From the listing below, return each line that includes "favicon".

□ □ □ □

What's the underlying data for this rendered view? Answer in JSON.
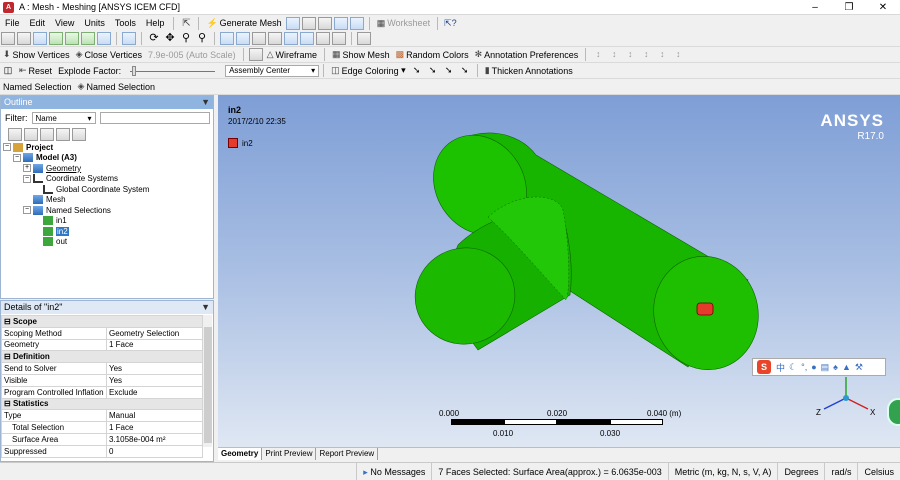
{
  "window": {
    "title": "A : Mesh - Meshing [ANSYS ICEM CFD]",
    "app_icon": "A"
  },
  "menu": [
    "File",
    "Edit",
    "View",
    "Units",
    "Tools",
    "Help"
  ],
  "toolbar1": {
    "generate_mesh": "Generate Mesh",
    "worksheet": "Worksheet"
  },
  "toolbar2": {
    "show_vertices": "Show Vertices",
    "close_vertices": "Close Vertices",
    "auto_scale": "7.9e-005 (Auto Scale)",
    "wireframe": "Wireframe",
    "show_mesh": "Show Mesh",
    "random_colors": "Random Colors",
    "annotation_preferences": "Annotation Preferences"
  },
  "toolbar3": {
    "reset": "Reset",
    "explode_factor": "Explode Factor:",
    "assembly_center": "Assembly Center",
    "edge_coloring": "Edge Coloring",
    "thicken_annotations": "Thicken Annotations"
  },
  "named_sel_bar": {
    "label1": "Named Selection",
    "label2": "Named Selection"
  },
  "outline": {
    "title": "Outline",
    "filter_label": "Filter:",
    "filter_value": "Name",
    "tree": [
      {
        "label": "Project",
        "level": 0
      },
      {
        "label": "Model (A3)",
        "level": 1
      },
      {
        "label": "Geometry",
        "level": 2
      },
      {
        "label": "Coordinate Systems",
        "level": 2
      },
      {
        "label": "Global Coordinate System",
        "level": 3
      },
      {
        "label": "Mesh",
        "level": 2
      },
      {
        "label": "Named Selections",
        "level": 2
      },
      {
        "label": "in1",
        "level": 3
      },
      {
        "label": "in2",
        "level": 3
      },
      {
        "label": "out",
        "level": 3
      }
    ]
  },
  "details": {
    "title": "Details of \"in2\"",
    "rows": [
      {
        "group": "Scope"
      },
      {
        "k": "Scoping Method",
        "v": "Geometry Selection"
      },
      {
        "k": "Geometry",
        "v": "1 Face"
      },
      {
        "group": "Definition"
      },
      {
        "k": "Send to Solver",
        "v": "Yes"
      },
      {
        "k": "Visible",
        "v": "Yes"
      },
      {
        "k": "Program Controlled Inflation",
        "v": "Exclude"
      },
      {
        "group": "Statistics"
      },
      {
        "k": "Type",
        "v": "Manual"
      },
      {
        "k": "Total Selection",
        "v": "1 Face"
      },
      {
        "k": "Surface Area",
        "v": "3.1058e-004 m²"
      },
      {
        "k": "Suppressed",
        "v": "0"
      }
    ]
  },
  "viewport": {
    "name": "in2",
    "date": "2017/2/10 22:35",
    "legend_label": "in2",
    "brand": "ANSYS",
    "version": "R17.0",
    "scale_top": [
      "0.000",
      "0.020",
      "0.040 (m)"
    ],
    "scale_bottom": [
      "0.010",
      "0.030"
    ],
    "axes": [
      "X",
      "Y",
      "Z"
    ]
  },
  "bottom_tabs": [
    "Geometry",
    "Print Preview",
    "Report Preview"
  ],
  "status": {
    "messages": "No Messages",
    "selection": "7 Faces Selected: Surface Area(approx.) = 6.0635e-003",
    "units": "Metric (m, kg, N, s, V, A)",
    "angle": "Degrees",
    "rate": "rad/s",
    "temp": "Celsius"
  },
  "ime": {
    "logo": "S",
    "lang": "中"
  },
  "colors": {
    "geometry": "#1fb200",
    "selected_face": "#e53b2d",
    "panel_title": "#8fb4e0"
  }
}
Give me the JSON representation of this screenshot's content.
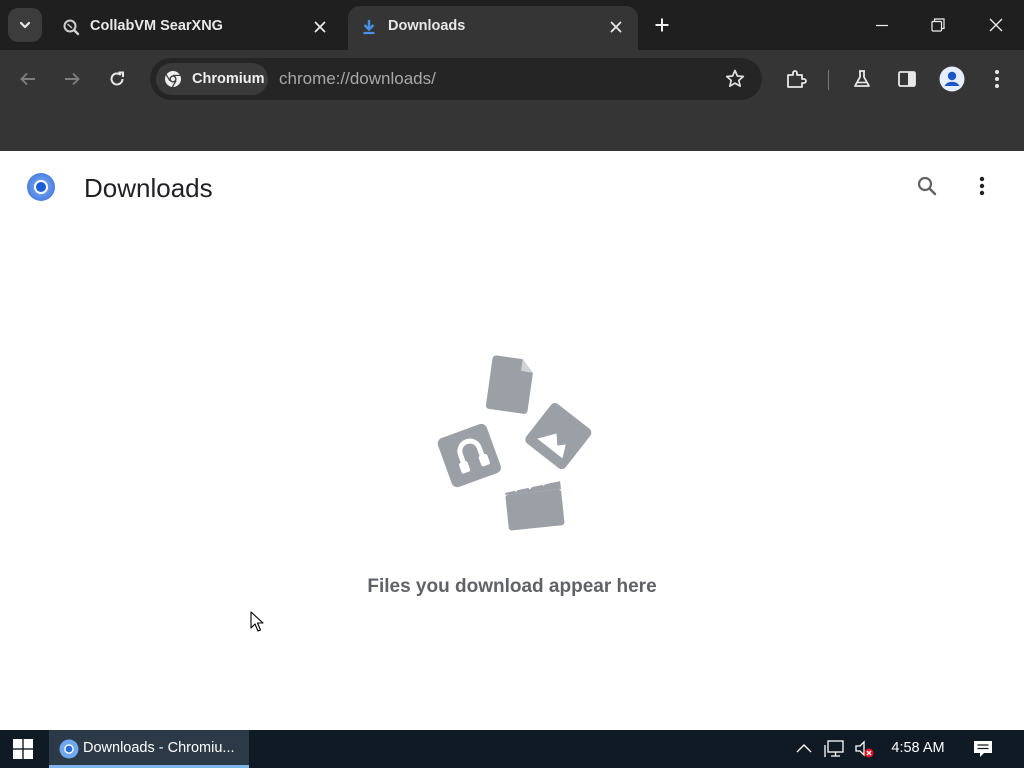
{
  "browser": {
    "tabs": [
      {
        "title": "CollabVM SearXNG",
        "active": false,
        "favicon": "searxng-icon"
      },
      {
        "title": "Downloads",
        "active": true,
        "favicon": "download-icon"
      }
    ],
    "site_chip_label": "Chromium",
    "url": "chrome://downloads/"
  },
  "page": {
    "title": "Downloads",
    "empty_message": "Files you download appear here"
  },
  "taskbar": {
    "window_label": "Downloads - Chromiu...",
    "clock": "4:58 AM"
  },
  "colors": {
    "accent": "#1a73e8",
    "illustration_gray": "#9aa0a6",
    "taskbar_highlight": "#7eb4ea"
  }
}
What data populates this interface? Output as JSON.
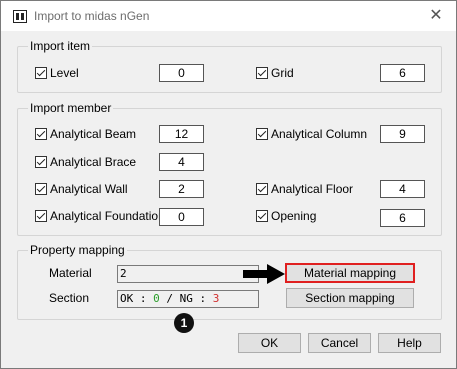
{
  "window": {
    "title": "Import to midas nGen",
    "close_glyph": "✕"
  },
  "import_item": {
    "label": "Import item",
    "level": {
      "label": "Level",
      "checked": true,
      "count": "0"
    },
    "grid": {
      "label": "Grid",
      "checked": true,
      "count": "6"
    }
  },
  "import_member": {
    "label": "Import member",
    "analytical_beam": {
      "label": "Analytical Beam",
      "checked": true,
      "count": "12"
    },
    "analytical_column": {
      "label": "Analytical Column",
      "checked": true,
      "count": "9"
    },
    "analytical_brace": {
      "label": "Analytical Brace",
      "checked": true,
      "count": "4"
    },
    "analytical_wall": {
      "label": "Analytical Wall",
      "checked": true,
      "count": "2"
    },
    "analytical_floor": {
      "label": "Analytical Floor",
      "checked": true,
      "count": "4"
    },
    "analytical_foundation": {
      "label": "Analytical Foundation",
      "checked": true,
      "count": "0"
    },
    "opening": {
      "label": "Opening",
      "checked": true,
      "count": "6"
    }
  },
  "property_mapping": {
    "label": "Property mapping",
    "material_label": "Material",
    "material_value": "2",
    "section_label": "Section",
    "section_ok_prefix": "OK : ",
    "section_ok_value": "0",
    "section_sep": " / NG : ",
    "section_ng_value": "3",
    "material_mapping_button": "Material mapping",
    "section_mapping_button": "Section mapping"
  },
  "callout_badge": "1",
  "buttons": {
    "ok": "OK",
    "cancel": "Cancel",
    "help": "Help"
  },
  "colors": {
    "highlight": "#e02020",
    "ok_value": "#2a9d2a",
    "ng_value": "#d03030"
  }
}
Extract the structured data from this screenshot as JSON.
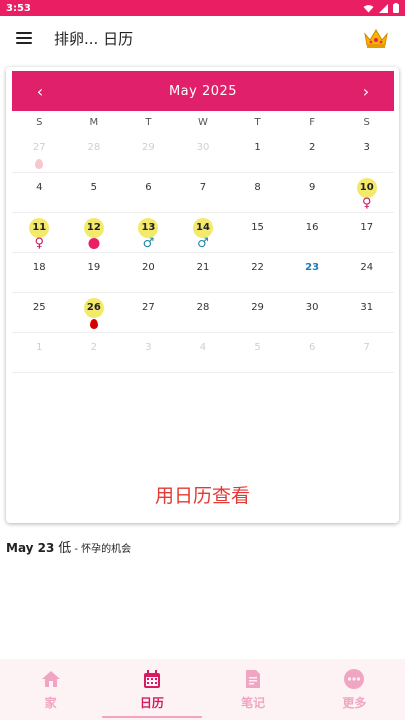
{
  "status_bar": {
    "time": "3:53"
  },
  "app_bar": {
    "title": "排卵... 日历"
  },
  "calendar": {
    "month_label": "May  2025",
    "prev_icon": "chevron-left-icon",
    "next_icon": "chevron-right-icon",
    "weekdays": [
      "S",
      "M",
      "T",
      "W",
      "T",
      "F",
      "S"
    ],
    "weeks": [
      [
        {
          "d": "27",
          "faded": true,
          "mark": "drop-light"
        },
        {
          "d": "28",
          "faded": true
        },
        {
          "d": "29",
          "faded": true
        },
        {
          "d": "30",
          "faded": true
        },
        {
          "d": "1"
        },
        {
          "d": "2"
        },
        {
          "d": "3"
        }
      ],
      [
        {
          "d": "4"
        },
        {
          "d": "5"
        },
        {
          "d": "6"
        },
        {
          "d": "7"
        },
        {
          "d": "8"
        },
        {
          "d": "9"
        },
        {
          "d": "10",
          "highlight": true,
          "mark": "female"
        }
      ],
      [
        {
          "d": "11",
          "highlight": true,
          "mark": "female"
        },
        {
          "d": "12",
          "highlight": true,
          "mark": "egg"
        },
        {
          "d": "13",
          "highlight": true,
          "mark": "male"
        },
        {
          "d": "14",
          "highlight": true,
          "mark": "male"
        },
        {
          "d": "15"
        },
        {
          "d": "16"
        },
        {
          "d": "17"
        }
      ],
      [
        {
          "d": "18"
        },
        {
          "d": "19"
        },
        {
          "d": "20"
        },
        {
          "d": "21"
        },
        {
          "d": "22"
        },
        {
          "d": "23",
          "today": true
        },
        {
          "d": "24"
        }
      ],
      [
        {
          "d": "25"
        },
        {
          "d": "26",
          "highlight": true,
          "mark": "drop"
        },
        {
          "d": "27"
        },
        {
          "d": "28"
        },
        {
          "d": "29"
        },
        {
          "d": "30"
        },
        {
          "d": "31"
        }
      ],
      [
        {
          "d": "1",
          "faded": true
        },
        {
          "d": "2",
          "faded": true
        },
        {
          "d": "3",
          "faded": true
        },
        {
          "d": "4",
          "faded": true
        },
        {
          "d": "5",
          "faded": true
        },
        {
          "d": "6",
          "faded": true
        },
        {
          "d": "7",
          "faded": true
        }
      ]
    ]
  },
  "banner": {
    "text": "用日历查看"
  },
  "info": {
    "date": "May 23",
    "level": "低",
    "desc": " - 怀孕的机会"
  },
  "nav": {
    "items": [
      {
        "label": "家",
        "icon": "home-icon",
        "active": false
      },
      {
        "label": "日历",
        "icon": "calendar-icon",
        "active": true
      },
      {
        "label": "笔记",
        "icon": "note-icon",
        "active": false
      },
      {
        "label": "更多",
        "icon": "more-icon",
        "active": false
      }
    ]
  },
  "colors": {
    "accent": "#e91e63",
    "header": "#e0206a",
    "highlight": "#f3ea6b",
    "today": "#1e7bb8",
    "banner_text": "#e53935",
    "nav_inactive": "#f0a6c3",
    "nav_active": "#d81b60"
  }
}
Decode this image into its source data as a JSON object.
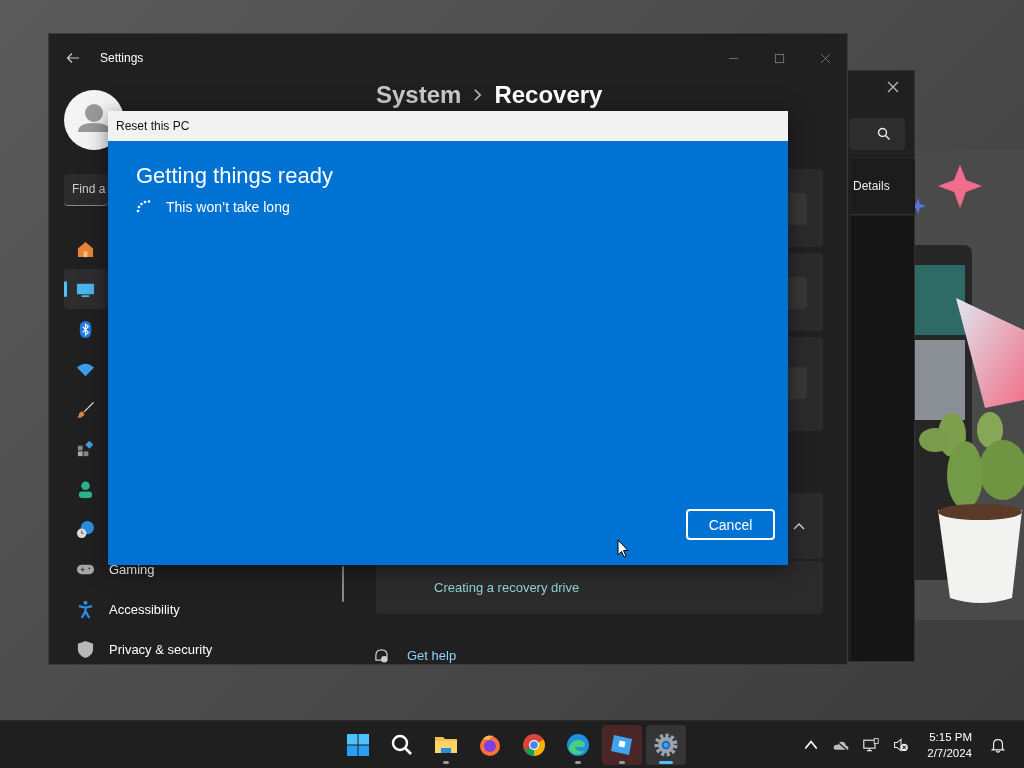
{
  "back_window": {
    "tabs": [
      {
        "label": "Details"
      }
    ]
  },
  "settings_window": {
    "title": "Settings",
    "breadcrumb": [
      "System",
      "Recovery"
    ],
    "search": {
      "placeholder": "Find a"
    },
    "sidebar": {
      "items": [
        {
          "selected": false
        },
        {
          "selected": true
        },
        {
          "selected": false
        },
        {
          "selected": false
        },
        {
          "selected": false
        },
        {
          "selected": false
        },
        {
          "selected": false
        },
        {
          "selected": false
        },
        {
          "label": "Gaming",
          "selected": false
        },
        {
          "label": "Accessibility",
          "selected": false
        },
        {
          "label": "Privacy & security",
          "selected": false
        }
      ]
    },
    "related_links": [
      "Creating a recovery drive"
    ],
    "help_link": "Get help"
  },
  "dialog": {
    "title": "Reset this PC",
    "heading": "Getting things ready",
    "status": "This won’t take long",
    "buttons": [
      "Cancel"
    ]
  },
  "taskbar": {
    "apps": [
      {
        "running": false,
        "selected": false,
        "flashing": false
      },
      {
        "running": false,
        "selected": false,
        "flashing": false
      },
      {
        "running": true,
        "selected": false,
        "flashing": false
      },
      {
        "running": false,
        "selected": false,
        "flashing": false
      },
      {
        "running": false,
        "selected": false,
        "flashing": false
      },
      {
        "running": true,
        "selected": false,
        "flashing": false
      },
      {
        "running": true,
        "selected": false,
        "flashing": true
      },
      {
        "running": true,
        "selected": true,
        "flashing": false
      }
    ],
    "clock": {
      "time": "5:15 PM",
      "date": "2/7/2024"
    }
  }
}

□ □ □ □

Exercise output:
        "favicon": "searxng-icon"
        "favicon": "download-icon"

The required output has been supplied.